Exercise requirements:
In the entries below, find the lines that contain the word "type" and copy them.

● ● ● ● ● ● ●

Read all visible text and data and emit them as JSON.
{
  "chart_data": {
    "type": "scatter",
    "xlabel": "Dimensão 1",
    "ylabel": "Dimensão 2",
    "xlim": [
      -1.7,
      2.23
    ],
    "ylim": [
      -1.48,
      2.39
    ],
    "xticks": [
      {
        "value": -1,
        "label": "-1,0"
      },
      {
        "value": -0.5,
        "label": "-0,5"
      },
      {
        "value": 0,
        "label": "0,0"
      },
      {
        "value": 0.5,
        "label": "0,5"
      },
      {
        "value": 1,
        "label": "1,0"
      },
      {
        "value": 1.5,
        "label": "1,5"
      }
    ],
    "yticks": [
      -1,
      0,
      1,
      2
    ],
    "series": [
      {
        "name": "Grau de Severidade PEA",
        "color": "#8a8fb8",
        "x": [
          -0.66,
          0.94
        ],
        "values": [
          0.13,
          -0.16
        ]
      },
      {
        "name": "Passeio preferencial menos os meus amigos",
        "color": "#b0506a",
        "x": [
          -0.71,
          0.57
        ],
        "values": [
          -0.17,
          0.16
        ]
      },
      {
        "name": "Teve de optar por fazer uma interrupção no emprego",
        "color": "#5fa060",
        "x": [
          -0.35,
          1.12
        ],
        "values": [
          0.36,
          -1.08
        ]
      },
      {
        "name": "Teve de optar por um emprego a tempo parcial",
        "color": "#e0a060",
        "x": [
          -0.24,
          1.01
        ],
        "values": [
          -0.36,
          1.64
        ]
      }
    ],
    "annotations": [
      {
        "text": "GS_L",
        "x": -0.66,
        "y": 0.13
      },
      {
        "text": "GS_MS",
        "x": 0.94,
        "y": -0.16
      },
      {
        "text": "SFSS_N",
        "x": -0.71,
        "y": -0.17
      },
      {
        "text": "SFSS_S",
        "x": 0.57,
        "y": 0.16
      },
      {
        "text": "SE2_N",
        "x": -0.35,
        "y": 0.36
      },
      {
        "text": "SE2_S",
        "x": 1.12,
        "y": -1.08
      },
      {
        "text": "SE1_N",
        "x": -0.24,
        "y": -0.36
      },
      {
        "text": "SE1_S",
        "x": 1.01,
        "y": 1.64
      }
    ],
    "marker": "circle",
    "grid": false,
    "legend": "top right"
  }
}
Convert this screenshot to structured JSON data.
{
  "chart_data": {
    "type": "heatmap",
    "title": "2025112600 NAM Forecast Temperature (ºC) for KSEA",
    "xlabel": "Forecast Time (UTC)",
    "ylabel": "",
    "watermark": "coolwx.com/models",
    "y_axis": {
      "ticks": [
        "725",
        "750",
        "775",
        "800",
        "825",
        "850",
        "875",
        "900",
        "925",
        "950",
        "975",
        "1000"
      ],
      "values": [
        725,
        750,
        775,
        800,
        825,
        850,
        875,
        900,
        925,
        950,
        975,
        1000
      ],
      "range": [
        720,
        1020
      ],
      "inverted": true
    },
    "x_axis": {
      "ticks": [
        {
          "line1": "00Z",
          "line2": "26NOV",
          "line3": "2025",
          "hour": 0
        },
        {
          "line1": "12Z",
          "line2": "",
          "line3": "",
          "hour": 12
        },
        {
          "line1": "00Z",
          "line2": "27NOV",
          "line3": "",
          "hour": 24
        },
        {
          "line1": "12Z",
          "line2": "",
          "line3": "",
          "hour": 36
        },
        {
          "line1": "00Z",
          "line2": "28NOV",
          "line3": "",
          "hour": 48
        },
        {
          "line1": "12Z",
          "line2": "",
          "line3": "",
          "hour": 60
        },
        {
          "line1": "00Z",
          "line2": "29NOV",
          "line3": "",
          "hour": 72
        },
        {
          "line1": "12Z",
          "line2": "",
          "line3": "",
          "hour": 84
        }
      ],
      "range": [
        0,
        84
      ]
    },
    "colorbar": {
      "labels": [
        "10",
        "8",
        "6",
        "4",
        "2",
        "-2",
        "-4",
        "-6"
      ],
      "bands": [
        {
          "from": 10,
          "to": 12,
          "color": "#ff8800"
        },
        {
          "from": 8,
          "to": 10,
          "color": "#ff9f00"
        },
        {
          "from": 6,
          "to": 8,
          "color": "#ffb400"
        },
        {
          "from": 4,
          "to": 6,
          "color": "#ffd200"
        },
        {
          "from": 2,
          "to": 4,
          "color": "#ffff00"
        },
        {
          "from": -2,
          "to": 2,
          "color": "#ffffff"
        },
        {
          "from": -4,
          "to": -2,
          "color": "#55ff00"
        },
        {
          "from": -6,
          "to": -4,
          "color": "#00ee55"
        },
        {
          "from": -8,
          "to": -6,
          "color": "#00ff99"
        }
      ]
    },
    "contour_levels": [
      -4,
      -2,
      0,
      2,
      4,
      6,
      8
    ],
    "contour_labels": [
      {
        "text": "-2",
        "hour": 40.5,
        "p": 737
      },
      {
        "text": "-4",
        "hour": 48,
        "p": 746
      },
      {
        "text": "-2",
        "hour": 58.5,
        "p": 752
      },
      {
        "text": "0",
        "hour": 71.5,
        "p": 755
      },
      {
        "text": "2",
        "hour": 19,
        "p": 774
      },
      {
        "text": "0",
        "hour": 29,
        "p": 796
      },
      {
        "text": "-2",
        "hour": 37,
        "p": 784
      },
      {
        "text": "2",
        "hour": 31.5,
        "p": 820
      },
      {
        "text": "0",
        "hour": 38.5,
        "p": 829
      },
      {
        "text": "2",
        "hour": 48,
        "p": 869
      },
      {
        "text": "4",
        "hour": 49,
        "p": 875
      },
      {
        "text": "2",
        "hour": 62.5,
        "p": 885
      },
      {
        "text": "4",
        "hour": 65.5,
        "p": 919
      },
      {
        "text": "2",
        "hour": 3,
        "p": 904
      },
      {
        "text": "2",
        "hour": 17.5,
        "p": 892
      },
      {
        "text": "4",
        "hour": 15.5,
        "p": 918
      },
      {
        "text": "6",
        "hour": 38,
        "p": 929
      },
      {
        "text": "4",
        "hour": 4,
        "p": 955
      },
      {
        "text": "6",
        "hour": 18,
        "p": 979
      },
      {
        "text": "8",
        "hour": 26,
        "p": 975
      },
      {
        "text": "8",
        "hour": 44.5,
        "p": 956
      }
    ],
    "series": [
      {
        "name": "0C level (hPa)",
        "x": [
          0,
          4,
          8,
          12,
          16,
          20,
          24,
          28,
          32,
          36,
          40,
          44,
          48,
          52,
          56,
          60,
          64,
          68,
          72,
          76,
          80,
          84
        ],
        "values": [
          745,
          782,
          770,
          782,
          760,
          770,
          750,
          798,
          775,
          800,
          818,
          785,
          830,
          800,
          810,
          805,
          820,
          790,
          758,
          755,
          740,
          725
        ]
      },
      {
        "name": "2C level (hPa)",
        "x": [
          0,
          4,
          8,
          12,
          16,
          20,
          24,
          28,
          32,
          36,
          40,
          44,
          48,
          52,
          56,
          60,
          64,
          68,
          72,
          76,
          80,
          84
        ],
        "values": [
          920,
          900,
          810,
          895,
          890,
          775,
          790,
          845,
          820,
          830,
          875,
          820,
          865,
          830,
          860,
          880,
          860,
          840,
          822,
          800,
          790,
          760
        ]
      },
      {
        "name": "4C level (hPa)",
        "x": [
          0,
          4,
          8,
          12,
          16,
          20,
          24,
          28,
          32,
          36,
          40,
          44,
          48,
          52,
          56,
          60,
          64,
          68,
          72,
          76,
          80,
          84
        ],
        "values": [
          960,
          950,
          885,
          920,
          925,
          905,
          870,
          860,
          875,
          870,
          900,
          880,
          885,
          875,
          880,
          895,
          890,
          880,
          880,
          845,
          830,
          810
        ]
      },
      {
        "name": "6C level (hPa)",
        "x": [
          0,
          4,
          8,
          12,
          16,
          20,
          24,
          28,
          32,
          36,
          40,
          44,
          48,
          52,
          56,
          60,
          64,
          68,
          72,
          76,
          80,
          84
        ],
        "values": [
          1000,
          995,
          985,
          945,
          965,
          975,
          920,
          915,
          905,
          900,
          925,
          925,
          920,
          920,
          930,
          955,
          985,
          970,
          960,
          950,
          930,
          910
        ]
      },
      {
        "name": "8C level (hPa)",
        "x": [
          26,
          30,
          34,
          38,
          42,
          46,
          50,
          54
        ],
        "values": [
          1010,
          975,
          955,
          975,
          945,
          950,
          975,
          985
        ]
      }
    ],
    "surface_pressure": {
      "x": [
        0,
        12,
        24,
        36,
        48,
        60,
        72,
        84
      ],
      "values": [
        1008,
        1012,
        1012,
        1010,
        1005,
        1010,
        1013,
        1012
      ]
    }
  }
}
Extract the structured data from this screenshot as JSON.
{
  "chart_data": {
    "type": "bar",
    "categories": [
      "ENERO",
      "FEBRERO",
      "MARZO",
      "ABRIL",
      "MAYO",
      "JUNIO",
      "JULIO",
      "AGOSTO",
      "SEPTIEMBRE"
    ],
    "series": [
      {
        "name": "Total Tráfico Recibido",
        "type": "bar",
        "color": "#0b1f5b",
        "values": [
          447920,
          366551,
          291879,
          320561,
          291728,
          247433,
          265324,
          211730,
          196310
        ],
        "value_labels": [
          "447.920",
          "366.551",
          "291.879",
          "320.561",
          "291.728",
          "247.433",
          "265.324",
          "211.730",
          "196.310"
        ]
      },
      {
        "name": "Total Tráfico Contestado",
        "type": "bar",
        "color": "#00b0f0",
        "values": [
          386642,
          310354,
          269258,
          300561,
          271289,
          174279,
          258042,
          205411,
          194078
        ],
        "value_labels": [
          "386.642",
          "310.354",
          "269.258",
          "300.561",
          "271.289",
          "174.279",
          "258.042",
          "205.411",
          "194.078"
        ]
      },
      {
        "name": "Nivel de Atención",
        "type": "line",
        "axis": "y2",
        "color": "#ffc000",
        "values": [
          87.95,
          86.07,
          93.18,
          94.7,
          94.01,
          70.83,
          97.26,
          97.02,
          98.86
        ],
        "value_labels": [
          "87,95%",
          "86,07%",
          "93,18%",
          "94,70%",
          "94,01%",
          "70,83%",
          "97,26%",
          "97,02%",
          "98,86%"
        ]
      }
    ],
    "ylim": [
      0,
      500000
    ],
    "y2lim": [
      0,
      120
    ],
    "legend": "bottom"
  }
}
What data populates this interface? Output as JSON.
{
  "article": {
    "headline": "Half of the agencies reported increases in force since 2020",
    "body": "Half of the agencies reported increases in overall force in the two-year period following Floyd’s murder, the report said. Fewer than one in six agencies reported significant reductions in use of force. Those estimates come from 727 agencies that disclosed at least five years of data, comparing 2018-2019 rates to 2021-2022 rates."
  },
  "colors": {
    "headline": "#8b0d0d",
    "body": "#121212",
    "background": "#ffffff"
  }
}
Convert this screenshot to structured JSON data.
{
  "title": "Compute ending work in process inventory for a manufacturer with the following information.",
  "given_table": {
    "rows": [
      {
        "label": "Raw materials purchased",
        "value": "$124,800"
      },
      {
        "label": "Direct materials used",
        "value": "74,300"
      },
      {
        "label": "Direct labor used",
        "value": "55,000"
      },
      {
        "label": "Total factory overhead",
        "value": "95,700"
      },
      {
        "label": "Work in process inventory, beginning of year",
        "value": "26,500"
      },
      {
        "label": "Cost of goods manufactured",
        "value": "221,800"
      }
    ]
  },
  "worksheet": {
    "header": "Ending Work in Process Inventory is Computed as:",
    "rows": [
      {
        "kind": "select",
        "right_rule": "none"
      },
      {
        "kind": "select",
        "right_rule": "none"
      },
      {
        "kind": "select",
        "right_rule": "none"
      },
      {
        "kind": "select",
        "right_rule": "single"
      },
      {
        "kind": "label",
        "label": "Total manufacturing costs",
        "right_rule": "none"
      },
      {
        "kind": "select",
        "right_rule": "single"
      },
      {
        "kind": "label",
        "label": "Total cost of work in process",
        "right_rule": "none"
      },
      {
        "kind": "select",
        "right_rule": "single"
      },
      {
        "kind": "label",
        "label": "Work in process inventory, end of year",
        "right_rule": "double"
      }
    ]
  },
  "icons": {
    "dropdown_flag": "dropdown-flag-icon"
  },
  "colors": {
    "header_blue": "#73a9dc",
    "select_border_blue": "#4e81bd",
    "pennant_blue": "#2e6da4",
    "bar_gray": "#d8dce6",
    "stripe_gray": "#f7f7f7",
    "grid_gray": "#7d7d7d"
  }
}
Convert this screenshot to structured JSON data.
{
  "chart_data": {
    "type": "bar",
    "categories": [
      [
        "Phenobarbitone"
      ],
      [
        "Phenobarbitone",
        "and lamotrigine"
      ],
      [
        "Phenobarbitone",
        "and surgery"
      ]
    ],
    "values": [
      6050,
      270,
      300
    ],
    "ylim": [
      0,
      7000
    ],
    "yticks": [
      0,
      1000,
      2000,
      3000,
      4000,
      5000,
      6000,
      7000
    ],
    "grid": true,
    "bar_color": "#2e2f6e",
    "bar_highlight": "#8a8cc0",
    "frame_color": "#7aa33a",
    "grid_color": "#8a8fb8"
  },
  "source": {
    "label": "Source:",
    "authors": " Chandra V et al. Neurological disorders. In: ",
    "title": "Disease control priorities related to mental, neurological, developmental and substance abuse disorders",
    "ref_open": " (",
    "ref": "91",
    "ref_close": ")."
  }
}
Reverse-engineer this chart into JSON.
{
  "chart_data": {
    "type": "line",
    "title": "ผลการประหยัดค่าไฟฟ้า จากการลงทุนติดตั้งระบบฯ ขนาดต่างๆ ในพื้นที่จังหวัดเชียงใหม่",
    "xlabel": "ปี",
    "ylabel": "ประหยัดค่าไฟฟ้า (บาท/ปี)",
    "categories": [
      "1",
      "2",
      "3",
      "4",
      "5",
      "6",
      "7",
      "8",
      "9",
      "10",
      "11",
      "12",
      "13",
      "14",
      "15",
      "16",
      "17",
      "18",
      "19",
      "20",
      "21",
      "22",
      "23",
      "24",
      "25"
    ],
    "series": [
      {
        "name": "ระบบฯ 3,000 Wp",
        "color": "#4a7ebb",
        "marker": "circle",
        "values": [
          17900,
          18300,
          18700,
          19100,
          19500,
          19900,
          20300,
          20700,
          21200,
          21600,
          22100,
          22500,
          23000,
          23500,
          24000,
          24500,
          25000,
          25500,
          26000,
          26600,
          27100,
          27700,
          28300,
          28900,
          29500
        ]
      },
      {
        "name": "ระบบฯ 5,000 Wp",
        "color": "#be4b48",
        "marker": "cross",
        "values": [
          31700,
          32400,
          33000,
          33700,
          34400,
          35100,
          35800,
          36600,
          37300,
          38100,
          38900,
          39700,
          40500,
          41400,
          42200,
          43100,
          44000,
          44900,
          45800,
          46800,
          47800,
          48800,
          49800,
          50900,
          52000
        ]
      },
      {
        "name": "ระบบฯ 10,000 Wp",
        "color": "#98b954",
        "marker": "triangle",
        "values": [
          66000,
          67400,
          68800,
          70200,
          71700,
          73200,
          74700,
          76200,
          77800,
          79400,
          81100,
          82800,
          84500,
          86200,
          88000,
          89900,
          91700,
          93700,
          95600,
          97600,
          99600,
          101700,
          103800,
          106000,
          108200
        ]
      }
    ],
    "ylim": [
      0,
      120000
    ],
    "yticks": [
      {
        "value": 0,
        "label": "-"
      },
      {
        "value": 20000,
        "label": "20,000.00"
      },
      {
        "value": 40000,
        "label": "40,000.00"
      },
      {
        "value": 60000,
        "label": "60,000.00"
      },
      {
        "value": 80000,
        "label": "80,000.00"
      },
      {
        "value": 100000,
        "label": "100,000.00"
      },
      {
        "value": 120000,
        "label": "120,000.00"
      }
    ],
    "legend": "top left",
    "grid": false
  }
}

● ● ● ● ● ● ●

Written reply:
    "type": "scatter",
    "type": "heatmap",
    "type": "bar",
        "type": "bar",
        "type": "bar",
        "type": "line",
    "type": "bar",
    "type": "line",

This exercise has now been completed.